Required task
Filter these entries so that only lines with the word "fossero" remain.

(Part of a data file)
──────

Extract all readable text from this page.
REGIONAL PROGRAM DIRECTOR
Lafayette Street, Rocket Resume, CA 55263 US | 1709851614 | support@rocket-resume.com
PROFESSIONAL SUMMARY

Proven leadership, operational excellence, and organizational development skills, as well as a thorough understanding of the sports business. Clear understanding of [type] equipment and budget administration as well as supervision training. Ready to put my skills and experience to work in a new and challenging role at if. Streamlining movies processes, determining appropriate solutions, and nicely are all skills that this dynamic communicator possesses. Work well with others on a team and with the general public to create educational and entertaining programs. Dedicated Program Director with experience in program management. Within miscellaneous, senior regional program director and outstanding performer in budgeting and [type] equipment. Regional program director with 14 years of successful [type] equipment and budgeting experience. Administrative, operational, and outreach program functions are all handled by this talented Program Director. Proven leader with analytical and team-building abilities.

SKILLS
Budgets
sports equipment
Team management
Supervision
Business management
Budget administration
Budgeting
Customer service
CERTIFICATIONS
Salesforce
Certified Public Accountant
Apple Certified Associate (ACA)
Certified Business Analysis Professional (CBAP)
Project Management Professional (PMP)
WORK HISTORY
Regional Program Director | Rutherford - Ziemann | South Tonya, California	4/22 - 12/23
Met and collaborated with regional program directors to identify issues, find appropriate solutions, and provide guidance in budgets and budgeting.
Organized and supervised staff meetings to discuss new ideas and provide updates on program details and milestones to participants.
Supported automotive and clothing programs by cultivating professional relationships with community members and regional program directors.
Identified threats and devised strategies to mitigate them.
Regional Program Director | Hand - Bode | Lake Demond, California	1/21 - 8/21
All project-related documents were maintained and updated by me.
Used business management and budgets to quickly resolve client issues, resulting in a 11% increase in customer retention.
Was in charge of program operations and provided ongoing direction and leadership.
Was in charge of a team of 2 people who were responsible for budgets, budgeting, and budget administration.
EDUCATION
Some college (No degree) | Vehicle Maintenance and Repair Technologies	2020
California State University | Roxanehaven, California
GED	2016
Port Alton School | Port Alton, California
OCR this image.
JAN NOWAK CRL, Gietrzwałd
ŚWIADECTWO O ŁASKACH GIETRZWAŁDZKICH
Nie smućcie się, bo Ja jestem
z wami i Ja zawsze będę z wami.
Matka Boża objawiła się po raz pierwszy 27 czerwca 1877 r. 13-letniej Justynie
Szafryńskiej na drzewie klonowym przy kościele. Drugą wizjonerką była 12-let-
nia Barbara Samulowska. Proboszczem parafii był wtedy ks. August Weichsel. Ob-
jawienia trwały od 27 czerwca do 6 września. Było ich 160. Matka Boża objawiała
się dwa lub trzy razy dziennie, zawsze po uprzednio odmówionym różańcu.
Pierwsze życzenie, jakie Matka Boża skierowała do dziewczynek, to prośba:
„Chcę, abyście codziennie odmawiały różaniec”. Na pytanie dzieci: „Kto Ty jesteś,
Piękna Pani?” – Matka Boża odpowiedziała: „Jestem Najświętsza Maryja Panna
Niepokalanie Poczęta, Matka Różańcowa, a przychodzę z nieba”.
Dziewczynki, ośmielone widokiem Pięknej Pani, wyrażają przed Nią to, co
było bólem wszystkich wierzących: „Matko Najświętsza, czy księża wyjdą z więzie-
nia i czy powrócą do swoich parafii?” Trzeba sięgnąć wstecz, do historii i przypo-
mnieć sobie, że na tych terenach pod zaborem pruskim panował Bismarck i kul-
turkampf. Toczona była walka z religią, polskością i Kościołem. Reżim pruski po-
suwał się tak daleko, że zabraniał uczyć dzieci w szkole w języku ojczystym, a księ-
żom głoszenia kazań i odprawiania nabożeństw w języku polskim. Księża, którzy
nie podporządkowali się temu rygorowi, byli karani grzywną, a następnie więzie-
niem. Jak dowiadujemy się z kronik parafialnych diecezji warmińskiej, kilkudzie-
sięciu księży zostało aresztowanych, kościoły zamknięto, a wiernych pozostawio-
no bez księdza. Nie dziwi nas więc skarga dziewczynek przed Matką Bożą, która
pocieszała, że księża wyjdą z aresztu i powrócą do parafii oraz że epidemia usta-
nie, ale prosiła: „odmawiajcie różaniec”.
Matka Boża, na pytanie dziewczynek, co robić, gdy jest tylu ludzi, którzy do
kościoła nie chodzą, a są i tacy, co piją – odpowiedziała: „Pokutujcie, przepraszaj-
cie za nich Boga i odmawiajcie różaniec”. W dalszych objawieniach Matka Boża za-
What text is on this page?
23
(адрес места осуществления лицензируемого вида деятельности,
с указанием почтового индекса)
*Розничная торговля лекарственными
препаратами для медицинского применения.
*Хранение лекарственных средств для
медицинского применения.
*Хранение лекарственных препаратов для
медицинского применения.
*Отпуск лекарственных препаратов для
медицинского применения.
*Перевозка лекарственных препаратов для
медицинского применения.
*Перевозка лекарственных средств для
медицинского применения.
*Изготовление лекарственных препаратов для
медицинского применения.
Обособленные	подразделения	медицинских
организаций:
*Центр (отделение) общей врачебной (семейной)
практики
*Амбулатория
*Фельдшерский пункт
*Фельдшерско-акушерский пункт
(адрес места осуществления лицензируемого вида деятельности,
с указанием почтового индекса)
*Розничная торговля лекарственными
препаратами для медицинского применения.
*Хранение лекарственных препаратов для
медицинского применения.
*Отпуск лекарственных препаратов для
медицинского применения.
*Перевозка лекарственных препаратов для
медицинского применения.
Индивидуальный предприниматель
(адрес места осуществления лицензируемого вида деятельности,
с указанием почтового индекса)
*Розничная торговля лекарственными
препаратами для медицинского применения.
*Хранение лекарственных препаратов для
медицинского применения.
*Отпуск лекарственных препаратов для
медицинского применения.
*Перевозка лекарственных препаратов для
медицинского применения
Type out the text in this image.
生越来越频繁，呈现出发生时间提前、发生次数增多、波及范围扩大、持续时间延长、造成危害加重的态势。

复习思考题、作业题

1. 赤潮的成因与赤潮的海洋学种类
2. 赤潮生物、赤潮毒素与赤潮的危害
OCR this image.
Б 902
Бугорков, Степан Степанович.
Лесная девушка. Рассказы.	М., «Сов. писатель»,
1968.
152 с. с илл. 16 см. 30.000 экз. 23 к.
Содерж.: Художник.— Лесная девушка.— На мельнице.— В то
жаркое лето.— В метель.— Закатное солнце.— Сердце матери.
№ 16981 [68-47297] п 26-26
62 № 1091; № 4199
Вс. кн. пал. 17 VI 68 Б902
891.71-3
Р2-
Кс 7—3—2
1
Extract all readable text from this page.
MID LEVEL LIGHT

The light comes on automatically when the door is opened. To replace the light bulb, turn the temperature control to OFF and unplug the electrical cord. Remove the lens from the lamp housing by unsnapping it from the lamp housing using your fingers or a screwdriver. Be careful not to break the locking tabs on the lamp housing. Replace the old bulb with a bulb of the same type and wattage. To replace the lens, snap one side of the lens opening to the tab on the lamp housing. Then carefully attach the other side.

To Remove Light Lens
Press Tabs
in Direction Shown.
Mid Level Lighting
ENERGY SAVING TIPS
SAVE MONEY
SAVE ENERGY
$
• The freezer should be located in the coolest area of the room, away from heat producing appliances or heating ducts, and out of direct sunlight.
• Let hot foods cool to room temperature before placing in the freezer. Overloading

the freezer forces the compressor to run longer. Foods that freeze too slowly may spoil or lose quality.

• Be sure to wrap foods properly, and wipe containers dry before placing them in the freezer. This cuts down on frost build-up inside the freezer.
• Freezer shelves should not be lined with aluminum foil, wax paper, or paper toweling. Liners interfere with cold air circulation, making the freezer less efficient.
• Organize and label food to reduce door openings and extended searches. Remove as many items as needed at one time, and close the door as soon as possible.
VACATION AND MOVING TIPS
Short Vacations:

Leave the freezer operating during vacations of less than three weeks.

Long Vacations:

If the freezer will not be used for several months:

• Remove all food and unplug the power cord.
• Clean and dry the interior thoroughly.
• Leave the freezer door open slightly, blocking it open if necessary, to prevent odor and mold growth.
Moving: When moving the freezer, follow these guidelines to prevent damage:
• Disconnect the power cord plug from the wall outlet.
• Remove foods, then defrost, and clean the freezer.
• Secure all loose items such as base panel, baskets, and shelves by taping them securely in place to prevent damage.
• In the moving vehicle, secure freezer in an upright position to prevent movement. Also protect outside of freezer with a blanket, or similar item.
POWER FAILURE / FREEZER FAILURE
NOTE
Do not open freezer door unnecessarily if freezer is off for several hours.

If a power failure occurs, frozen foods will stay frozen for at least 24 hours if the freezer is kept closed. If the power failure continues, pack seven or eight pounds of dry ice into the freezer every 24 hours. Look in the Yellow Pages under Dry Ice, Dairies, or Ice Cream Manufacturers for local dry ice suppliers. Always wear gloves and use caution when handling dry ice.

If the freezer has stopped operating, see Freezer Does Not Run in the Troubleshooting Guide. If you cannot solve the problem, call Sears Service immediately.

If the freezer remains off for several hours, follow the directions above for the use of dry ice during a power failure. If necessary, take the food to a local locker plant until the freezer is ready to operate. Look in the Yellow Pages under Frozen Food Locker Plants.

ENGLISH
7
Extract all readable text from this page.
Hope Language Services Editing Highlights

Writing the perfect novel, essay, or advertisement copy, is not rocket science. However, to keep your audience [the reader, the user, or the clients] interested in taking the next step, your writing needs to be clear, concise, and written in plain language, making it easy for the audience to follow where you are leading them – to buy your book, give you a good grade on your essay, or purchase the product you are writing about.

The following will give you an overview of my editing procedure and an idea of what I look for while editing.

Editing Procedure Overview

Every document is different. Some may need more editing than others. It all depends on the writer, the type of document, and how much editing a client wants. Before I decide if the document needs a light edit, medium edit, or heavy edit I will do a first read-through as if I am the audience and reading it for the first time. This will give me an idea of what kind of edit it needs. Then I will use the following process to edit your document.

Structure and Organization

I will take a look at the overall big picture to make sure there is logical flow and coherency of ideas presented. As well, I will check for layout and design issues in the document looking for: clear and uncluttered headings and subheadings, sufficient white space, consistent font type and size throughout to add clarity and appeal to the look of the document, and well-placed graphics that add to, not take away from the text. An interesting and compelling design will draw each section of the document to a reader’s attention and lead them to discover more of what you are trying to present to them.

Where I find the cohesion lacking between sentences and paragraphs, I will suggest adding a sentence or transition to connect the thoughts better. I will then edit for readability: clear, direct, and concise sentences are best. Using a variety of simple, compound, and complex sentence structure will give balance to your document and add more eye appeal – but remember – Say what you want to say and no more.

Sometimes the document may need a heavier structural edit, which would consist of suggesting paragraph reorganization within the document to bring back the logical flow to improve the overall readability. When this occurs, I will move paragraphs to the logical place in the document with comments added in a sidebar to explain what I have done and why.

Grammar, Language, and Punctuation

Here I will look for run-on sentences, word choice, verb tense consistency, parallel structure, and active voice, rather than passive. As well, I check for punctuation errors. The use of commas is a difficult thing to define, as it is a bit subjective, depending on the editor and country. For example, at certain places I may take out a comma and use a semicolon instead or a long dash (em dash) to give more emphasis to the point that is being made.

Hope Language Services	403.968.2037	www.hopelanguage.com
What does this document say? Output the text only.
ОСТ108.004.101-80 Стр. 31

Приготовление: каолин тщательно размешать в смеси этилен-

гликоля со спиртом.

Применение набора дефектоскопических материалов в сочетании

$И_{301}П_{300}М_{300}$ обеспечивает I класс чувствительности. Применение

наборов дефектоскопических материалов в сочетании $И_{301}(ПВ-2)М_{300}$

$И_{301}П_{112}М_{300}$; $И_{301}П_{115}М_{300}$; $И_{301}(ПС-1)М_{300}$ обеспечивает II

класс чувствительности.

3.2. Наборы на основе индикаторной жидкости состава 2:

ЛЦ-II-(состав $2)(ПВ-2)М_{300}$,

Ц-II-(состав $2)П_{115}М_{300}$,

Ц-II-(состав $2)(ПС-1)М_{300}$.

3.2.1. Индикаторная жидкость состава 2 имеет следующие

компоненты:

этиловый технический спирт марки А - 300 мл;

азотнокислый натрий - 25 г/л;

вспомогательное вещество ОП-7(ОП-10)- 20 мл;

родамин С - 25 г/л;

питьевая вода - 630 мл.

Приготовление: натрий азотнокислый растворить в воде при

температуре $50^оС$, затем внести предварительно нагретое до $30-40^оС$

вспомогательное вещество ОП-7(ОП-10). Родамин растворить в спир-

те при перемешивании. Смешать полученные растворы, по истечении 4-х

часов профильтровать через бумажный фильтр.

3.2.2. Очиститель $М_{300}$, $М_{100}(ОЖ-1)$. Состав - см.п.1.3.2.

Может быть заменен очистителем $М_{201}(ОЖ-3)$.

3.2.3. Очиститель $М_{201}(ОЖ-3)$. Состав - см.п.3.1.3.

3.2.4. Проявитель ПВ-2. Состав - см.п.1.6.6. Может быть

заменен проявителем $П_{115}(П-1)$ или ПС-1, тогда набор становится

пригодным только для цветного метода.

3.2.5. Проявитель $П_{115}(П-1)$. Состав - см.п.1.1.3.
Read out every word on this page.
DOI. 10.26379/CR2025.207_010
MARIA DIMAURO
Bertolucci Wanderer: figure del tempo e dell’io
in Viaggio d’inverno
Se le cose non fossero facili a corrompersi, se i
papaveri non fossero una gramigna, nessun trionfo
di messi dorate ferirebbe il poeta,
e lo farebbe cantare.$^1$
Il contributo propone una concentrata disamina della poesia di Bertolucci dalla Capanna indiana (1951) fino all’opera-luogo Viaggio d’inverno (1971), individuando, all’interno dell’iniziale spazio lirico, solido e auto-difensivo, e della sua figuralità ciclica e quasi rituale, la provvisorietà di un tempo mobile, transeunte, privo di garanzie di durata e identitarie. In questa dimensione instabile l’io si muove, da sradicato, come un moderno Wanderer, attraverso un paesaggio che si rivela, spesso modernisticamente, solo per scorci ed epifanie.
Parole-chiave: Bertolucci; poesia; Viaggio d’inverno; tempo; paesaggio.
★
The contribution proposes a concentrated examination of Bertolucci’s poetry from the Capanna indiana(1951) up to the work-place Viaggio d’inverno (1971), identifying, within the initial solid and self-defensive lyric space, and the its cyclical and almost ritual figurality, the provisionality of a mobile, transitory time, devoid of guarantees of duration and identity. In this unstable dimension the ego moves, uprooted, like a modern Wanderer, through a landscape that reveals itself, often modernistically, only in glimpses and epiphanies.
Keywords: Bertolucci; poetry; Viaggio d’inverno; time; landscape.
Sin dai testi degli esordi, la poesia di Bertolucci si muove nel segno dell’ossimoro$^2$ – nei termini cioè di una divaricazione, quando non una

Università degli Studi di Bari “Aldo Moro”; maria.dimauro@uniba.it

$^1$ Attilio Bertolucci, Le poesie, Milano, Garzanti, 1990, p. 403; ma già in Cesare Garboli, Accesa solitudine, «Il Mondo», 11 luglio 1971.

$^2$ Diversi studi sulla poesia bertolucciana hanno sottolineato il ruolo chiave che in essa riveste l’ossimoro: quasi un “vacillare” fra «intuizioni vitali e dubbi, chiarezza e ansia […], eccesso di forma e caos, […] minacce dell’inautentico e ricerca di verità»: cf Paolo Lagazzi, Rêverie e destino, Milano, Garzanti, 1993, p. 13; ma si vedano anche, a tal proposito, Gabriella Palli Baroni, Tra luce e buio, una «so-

──────

Finished task
Se le cose non fossero facili a corrompersi, se i
papaveri non fossero una gramigna, nessun trionfo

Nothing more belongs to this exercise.